───── Given data ─────

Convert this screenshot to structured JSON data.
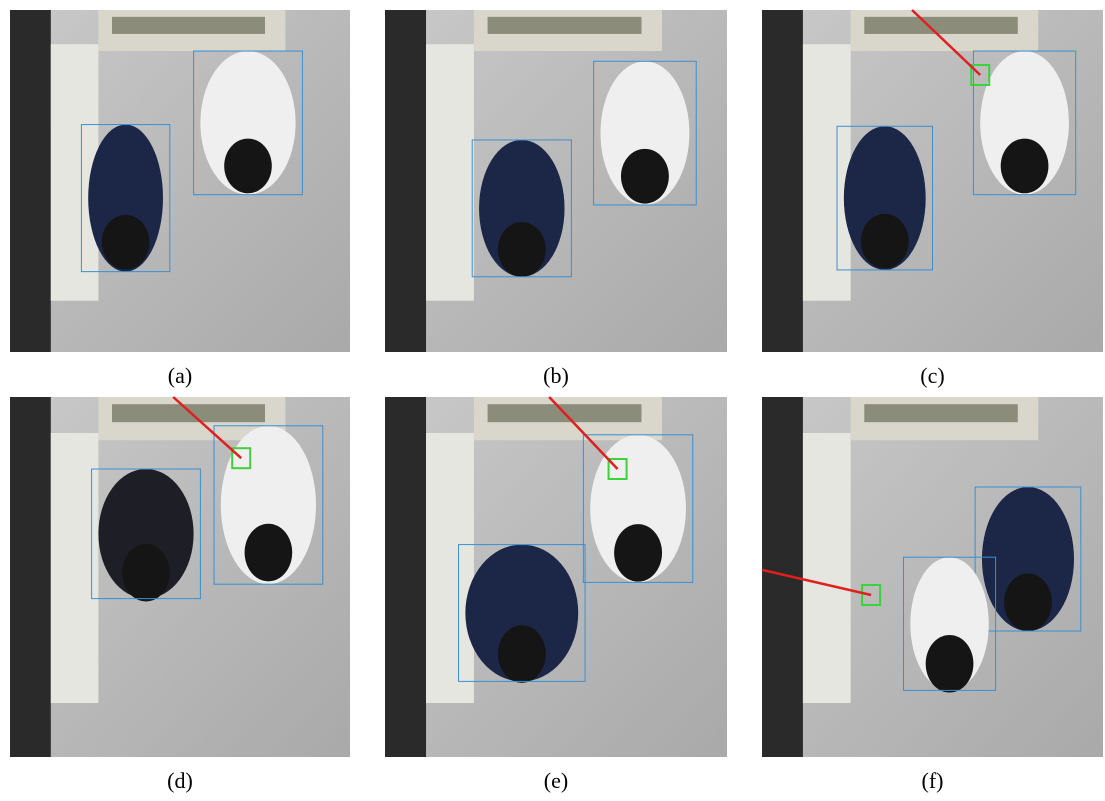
{
  "figure": {
    "panels": [
      {
        "caption": "(a)"
      },
      {
        "caption": "(b)"
      },
      {
        "caption": "(c)"
      },
      {
        "caption": "(d)"
      },
      {
        "caption": "(e)"
      },
      {
        "caption": "(f)"
      }
    ]
  }
}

─────

» **Exercise aim**:
Omit every picture while copying the listing above exactly.

» **Solution to the problem**:
Convert this screenshot to structured JSON data.
{
  "figure": {
    "panels": [
      {
        "caption": "(a)"
      },
      {
        "caption": "(b)"
      },
      {
        "caption": "(c)"
      },
      {
        "caption": "(d)"
      },
      {
        "caption": "(e)"
      },
      {
        "caption": "(f)"
      }
    ]
  }
}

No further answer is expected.